-- start of DATA FOR THE TASK --
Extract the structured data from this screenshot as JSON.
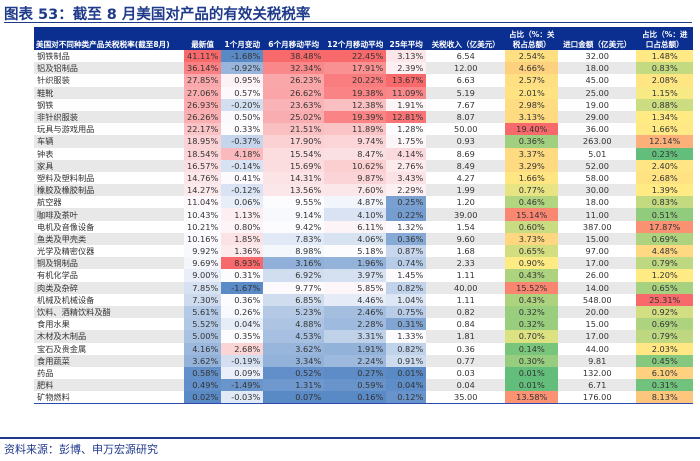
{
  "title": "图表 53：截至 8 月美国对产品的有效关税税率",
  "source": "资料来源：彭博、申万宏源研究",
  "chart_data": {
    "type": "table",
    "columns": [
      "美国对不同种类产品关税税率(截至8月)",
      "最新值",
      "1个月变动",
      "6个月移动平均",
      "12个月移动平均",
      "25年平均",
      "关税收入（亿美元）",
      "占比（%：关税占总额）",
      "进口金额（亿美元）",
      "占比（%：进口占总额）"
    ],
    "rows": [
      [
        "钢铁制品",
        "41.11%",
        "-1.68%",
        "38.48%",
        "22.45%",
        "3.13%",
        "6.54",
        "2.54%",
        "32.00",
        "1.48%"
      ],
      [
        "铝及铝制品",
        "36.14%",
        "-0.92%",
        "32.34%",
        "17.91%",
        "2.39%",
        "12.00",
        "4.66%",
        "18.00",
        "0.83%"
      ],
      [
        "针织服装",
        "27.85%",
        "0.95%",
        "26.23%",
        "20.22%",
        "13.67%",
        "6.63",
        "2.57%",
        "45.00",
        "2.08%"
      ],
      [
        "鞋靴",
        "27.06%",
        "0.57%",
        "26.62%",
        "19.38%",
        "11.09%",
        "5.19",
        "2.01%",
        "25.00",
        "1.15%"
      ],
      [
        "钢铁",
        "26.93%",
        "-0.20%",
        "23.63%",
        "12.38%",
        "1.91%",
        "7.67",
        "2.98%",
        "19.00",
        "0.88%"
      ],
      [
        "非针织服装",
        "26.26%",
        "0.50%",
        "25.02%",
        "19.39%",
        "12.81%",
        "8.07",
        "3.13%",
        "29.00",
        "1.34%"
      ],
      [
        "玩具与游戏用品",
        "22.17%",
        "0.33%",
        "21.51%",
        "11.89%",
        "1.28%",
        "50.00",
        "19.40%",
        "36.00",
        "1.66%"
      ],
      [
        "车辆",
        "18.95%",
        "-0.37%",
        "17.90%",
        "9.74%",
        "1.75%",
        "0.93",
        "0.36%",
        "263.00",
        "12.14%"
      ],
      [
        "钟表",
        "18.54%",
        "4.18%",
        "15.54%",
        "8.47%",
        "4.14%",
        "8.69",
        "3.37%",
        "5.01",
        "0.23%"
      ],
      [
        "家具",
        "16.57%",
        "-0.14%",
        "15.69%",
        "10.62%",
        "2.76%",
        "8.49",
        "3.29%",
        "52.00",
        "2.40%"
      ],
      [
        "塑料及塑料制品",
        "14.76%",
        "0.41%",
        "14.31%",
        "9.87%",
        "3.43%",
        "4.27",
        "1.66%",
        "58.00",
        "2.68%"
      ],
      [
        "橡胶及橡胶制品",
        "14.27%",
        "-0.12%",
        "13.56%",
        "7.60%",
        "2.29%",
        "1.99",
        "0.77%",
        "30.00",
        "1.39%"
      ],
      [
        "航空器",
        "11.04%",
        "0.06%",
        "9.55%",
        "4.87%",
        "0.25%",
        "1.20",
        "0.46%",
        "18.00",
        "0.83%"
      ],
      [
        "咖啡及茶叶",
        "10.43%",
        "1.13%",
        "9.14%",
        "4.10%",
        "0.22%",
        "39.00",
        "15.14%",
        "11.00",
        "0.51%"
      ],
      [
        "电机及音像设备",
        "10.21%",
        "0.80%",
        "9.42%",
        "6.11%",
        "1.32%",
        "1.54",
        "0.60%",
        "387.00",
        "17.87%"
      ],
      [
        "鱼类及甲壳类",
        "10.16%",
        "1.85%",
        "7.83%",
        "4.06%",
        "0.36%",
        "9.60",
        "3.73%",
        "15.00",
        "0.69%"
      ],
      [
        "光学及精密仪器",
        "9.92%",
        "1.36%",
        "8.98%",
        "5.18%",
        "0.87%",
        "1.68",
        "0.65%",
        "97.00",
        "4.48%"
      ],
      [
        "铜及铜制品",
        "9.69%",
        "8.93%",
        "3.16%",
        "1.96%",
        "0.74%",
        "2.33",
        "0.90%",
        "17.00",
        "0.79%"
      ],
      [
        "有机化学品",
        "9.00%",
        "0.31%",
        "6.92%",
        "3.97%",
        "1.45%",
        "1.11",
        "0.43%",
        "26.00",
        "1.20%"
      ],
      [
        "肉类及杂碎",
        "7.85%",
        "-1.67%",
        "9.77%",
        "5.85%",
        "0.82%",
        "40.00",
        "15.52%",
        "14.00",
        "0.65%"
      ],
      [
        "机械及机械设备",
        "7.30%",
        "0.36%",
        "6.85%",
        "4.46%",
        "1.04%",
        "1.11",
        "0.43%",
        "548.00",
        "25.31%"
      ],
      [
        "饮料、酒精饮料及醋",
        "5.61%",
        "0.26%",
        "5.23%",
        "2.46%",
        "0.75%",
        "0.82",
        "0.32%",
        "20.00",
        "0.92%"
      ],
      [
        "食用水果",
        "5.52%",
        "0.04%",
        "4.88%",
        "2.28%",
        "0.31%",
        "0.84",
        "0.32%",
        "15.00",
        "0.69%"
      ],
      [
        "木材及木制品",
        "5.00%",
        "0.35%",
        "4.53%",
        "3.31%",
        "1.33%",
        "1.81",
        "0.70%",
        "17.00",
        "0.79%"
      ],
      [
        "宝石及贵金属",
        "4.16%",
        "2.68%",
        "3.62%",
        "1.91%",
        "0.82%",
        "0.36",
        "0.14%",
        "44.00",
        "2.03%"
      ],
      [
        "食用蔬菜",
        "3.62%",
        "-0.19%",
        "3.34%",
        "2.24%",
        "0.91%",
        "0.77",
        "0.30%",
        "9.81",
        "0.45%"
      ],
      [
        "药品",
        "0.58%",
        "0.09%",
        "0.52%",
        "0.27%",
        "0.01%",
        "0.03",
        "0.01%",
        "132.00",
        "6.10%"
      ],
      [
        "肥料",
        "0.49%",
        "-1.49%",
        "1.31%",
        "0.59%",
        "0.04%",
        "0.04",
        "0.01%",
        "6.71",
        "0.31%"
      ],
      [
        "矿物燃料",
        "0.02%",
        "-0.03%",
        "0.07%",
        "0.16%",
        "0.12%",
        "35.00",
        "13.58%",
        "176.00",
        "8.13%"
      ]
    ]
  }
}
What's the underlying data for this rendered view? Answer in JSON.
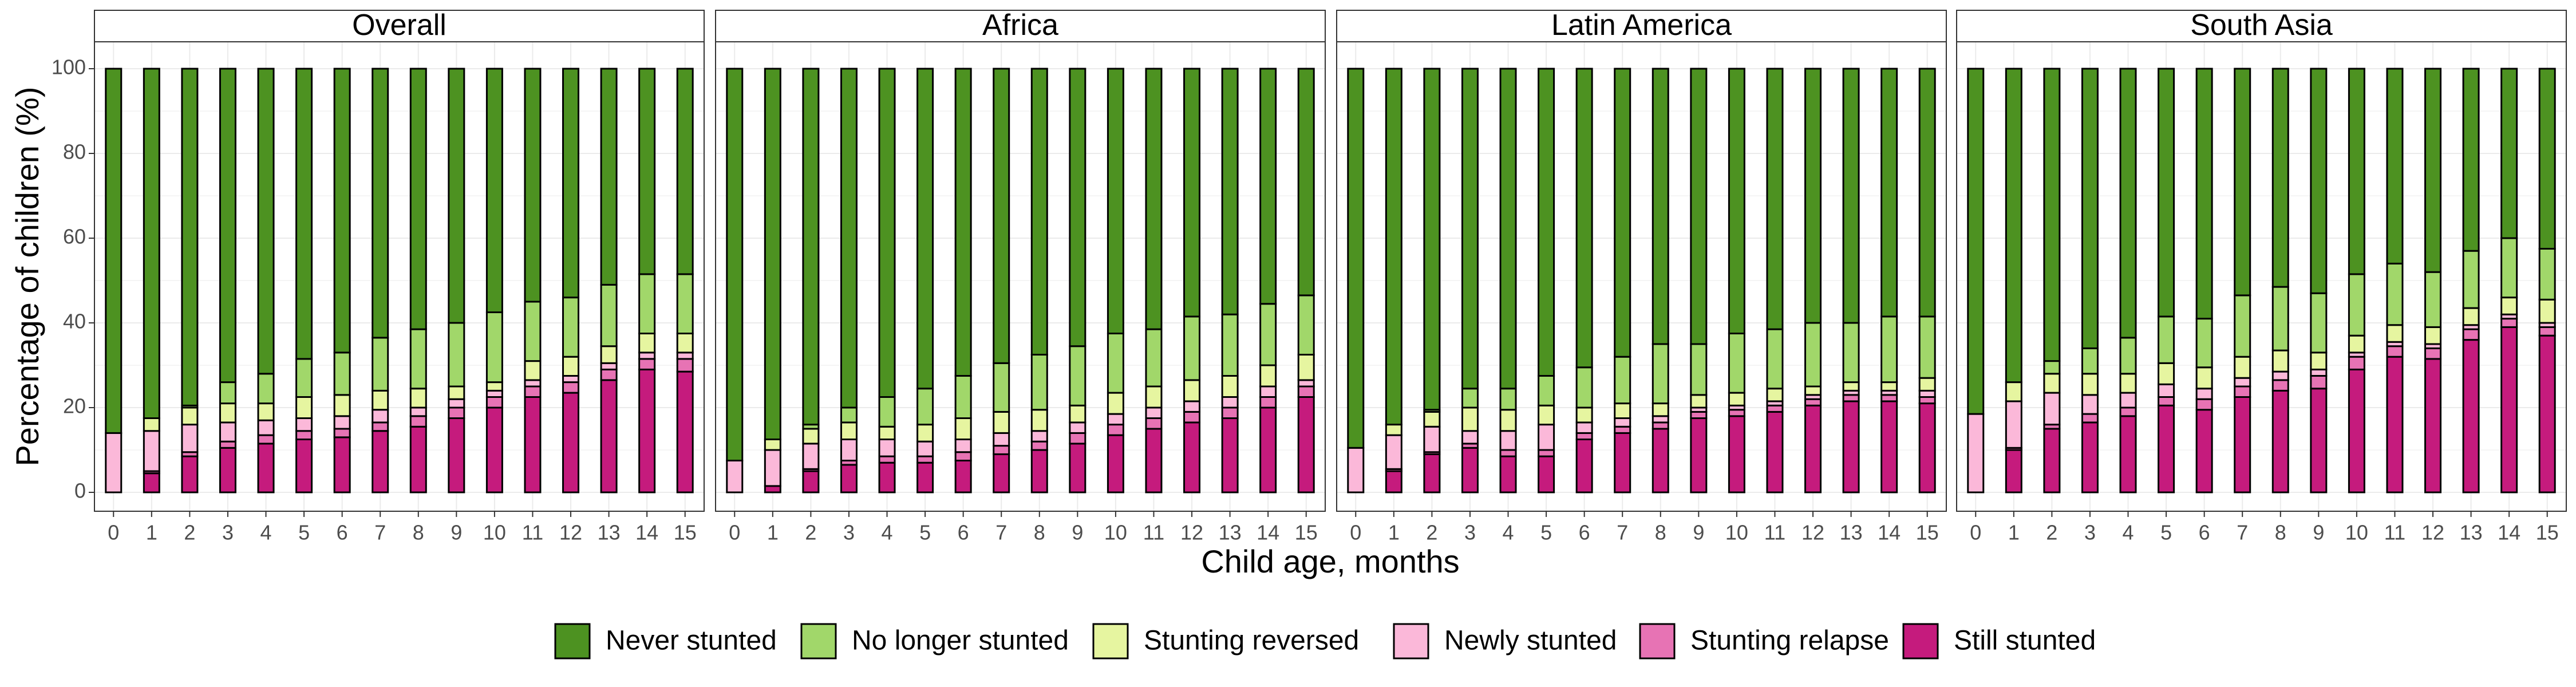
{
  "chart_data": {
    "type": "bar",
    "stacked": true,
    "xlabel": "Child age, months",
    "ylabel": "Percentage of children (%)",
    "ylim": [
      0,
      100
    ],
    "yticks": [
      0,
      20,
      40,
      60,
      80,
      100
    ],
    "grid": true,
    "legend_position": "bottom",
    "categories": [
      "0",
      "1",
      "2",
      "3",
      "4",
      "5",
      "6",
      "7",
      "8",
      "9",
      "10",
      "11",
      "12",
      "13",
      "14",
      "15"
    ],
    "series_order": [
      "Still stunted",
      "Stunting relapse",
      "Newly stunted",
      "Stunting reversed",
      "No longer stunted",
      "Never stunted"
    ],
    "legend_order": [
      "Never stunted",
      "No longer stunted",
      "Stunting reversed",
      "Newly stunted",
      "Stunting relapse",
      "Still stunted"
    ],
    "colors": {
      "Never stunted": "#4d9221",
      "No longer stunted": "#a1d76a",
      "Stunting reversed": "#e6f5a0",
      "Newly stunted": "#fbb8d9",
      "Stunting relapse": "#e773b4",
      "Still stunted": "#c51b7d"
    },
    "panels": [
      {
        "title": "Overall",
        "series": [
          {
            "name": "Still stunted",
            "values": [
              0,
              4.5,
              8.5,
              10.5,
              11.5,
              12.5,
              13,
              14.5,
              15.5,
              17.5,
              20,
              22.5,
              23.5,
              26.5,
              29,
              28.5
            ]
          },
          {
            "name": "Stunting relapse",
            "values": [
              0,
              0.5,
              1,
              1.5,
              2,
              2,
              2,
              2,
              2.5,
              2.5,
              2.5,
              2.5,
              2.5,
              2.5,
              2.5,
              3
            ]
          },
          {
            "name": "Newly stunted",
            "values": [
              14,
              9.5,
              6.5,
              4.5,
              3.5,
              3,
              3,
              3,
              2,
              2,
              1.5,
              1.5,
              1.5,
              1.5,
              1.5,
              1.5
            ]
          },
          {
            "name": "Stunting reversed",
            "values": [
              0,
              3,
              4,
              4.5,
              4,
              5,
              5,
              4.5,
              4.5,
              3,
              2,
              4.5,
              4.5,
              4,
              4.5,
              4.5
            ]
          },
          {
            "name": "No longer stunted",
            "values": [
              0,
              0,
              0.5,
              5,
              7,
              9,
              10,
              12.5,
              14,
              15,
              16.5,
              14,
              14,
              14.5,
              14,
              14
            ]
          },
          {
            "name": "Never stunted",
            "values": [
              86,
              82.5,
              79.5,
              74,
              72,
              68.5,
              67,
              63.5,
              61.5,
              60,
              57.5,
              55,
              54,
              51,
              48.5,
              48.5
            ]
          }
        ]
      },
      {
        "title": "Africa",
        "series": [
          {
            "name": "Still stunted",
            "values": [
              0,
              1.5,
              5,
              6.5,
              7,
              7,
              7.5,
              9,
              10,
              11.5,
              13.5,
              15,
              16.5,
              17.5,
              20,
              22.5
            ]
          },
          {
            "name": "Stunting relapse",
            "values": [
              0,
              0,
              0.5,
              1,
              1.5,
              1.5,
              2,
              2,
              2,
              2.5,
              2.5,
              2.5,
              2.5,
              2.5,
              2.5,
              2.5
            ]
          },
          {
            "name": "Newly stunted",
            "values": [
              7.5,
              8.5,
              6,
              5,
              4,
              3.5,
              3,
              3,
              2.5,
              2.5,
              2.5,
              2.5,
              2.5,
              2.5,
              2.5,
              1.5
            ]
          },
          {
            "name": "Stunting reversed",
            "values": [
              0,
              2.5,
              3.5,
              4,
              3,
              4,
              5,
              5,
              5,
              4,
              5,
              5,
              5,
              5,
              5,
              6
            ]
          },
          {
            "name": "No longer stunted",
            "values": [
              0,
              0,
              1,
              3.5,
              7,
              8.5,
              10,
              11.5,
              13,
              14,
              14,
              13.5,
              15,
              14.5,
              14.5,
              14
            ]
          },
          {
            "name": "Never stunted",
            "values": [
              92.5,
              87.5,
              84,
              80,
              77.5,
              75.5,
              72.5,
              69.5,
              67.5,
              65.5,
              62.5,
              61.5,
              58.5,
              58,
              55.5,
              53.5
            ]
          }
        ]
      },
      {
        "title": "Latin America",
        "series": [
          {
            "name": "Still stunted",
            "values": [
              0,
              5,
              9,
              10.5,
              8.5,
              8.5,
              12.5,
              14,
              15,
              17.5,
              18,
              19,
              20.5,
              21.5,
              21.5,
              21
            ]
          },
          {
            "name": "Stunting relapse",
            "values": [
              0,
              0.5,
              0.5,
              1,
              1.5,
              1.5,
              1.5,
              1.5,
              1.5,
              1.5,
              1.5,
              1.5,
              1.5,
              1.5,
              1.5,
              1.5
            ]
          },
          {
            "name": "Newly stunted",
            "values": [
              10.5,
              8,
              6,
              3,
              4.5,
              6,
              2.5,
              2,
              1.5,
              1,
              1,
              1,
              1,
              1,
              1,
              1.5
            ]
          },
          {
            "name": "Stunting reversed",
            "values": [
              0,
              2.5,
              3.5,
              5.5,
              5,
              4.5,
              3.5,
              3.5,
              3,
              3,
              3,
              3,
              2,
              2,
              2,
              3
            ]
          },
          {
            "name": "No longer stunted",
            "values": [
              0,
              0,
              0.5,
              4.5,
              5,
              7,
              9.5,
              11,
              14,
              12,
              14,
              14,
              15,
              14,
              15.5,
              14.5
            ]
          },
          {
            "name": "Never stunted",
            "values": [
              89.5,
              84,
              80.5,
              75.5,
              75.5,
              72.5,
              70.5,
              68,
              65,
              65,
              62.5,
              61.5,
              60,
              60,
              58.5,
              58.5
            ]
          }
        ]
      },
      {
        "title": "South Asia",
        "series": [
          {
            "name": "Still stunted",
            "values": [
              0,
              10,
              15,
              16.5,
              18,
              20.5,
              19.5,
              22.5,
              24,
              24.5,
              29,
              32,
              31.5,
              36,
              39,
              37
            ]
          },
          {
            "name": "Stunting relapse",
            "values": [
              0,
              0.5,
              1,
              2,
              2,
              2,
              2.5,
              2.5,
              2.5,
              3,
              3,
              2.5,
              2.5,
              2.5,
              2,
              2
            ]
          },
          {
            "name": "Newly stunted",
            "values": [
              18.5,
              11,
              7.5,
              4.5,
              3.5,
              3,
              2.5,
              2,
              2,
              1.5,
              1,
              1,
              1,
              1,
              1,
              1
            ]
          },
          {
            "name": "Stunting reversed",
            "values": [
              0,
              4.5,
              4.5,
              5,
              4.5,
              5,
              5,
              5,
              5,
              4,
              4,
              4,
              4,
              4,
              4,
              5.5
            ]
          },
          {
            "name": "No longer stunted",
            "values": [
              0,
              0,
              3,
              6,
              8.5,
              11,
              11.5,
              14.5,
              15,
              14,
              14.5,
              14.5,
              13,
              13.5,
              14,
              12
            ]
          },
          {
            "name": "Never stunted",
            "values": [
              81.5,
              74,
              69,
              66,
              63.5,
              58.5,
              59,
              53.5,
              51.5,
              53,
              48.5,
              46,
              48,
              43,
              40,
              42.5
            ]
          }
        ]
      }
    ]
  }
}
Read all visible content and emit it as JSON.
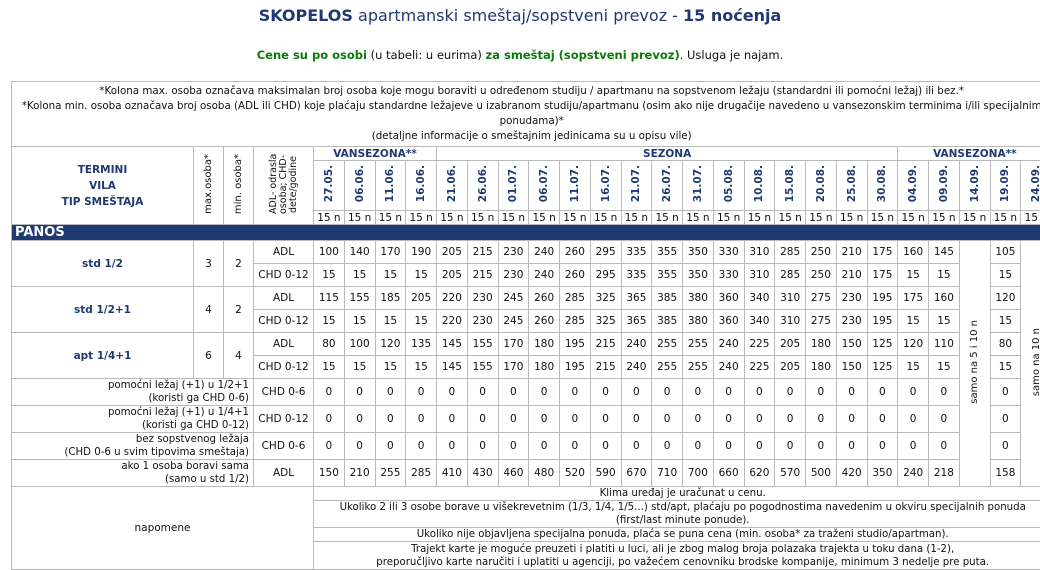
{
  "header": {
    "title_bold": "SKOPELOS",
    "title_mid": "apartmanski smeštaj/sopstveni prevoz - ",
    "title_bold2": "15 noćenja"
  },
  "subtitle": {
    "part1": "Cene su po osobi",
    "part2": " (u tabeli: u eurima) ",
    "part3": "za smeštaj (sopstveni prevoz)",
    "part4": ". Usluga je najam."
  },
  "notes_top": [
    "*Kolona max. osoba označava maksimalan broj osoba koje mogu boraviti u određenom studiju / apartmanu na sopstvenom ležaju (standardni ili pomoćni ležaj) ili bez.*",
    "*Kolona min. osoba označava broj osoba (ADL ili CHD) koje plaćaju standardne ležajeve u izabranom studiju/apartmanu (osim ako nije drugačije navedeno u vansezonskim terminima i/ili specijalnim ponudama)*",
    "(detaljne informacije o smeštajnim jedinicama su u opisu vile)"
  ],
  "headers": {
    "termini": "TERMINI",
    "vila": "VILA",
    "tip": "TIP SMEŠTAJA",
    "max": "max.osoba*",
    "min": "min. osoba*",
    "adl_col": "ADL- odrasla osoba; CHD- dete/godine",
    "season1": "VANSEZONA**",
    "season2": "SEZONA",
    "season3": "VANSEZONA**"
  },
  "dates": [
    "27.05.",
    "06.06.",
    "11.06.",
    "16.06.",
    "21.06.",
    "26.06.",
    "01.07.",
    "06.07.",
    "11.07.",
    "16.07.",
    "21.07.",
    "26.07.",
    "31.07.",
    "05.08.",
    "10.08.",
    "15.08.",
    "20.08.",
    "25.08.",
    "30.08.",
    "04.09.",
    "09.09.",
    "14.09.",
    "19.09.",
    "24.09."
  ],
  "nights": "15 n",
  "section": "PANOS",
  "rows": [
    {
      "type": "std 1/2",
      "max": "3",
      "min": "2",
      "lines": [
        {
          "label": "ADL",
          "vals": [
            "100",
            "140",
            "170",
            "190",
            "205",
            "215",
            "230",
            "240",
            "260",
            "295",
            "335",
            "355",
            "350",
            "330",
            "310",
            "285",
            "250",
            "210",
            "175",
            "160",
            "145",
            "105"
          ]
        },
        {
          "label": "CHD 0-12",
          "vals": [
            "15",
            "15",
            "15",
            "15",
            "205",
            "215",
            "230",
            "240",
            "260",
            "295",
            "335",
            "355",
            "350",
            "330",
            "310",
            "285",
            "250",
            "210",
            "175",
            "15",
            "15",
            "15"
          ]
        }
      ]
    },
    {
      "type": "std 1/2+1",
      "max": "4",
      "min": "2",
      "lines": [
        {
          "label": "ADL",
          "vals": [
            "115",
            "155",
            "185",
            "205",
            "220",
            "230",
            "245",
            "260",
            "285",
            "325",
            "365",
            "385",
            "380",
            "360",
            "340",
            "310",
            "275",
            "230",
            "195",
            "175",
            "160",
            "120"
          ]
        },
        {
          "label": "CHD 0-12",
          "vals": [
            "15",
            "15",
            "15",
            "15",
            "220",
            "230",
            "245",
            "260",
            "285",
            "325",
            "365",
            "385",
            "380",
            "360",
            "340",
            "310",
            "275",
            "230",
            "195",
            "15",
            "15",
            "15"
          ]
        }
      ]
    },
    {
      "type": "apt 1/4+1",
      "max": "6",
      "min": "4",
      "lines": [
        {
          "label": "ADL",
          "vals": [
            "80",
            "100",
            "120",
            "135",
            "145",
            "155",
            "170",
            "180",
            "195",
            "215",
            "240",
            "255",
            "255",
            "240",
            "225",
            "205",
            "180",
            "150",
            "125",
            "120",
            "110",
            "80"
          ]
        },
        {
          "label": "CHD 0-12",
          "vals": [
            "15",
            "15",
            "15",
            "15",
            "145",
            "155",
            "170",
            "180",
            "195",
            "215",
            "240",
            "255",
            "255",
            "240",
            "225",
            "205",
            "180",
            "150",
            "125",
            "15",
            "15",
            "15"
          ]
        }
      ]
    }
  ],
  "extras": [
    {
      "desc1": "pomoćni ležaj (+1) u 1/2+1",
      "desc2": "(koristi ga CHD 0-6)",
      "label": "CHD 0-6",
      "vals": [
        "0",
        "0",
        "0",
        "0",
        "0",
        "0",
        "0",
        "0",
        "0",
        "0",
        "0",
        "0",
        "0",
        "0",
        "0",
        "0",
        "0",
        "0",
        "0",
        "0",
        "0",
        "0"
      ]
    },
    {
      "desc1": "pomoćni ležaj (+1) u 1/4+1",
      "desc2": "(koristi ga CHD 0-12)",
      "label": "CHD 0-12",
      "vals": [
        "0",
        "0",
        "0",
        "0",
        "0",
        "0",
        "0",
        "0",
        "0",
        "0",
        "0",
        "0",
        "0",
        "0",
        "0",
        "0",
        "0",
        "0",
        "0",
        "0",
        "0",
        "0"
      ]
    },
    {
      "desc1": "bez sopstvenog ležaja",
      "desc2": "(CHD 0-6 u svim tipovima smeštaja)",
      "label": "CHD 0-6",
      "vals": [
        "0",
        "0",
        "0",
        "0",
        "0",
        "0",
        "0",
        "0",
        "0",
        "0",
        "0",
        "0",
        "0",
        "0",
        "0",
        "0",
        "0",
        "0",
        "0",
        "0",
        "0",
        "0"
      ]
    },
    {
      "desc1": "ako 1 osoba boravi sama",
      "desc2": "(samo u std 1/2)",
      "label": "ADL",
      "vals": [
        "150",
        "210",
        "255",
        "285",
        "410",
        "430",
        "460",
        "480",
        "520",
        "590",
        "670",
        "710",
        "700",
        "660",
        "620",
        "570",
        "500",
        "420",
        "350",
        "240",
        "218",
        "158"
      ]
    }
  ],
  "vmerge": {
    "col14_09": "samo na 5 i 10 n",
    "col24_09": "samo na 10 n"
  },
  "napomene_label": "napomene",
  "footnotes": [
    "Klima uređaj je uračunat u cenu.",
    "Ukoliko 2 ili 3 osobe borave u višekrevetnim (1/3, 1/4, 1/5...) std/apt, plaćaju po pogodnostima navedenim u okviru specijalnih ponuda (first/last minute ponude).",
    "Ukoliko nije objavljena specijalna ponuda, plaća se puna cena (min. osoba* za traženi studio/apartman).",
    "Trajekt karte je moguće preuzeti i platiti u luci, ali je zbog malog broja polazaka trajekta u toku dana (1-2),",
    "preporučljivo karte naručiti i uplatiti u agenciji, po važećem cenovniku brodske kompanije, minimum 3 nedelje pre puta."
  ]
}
-- end of DATA FOR THE TASK --
> _EXERCISE DETAILS_
What is the number of lines that contain "karte"? Reply with that number alone.

> _WRITTEN RESPONSE_
2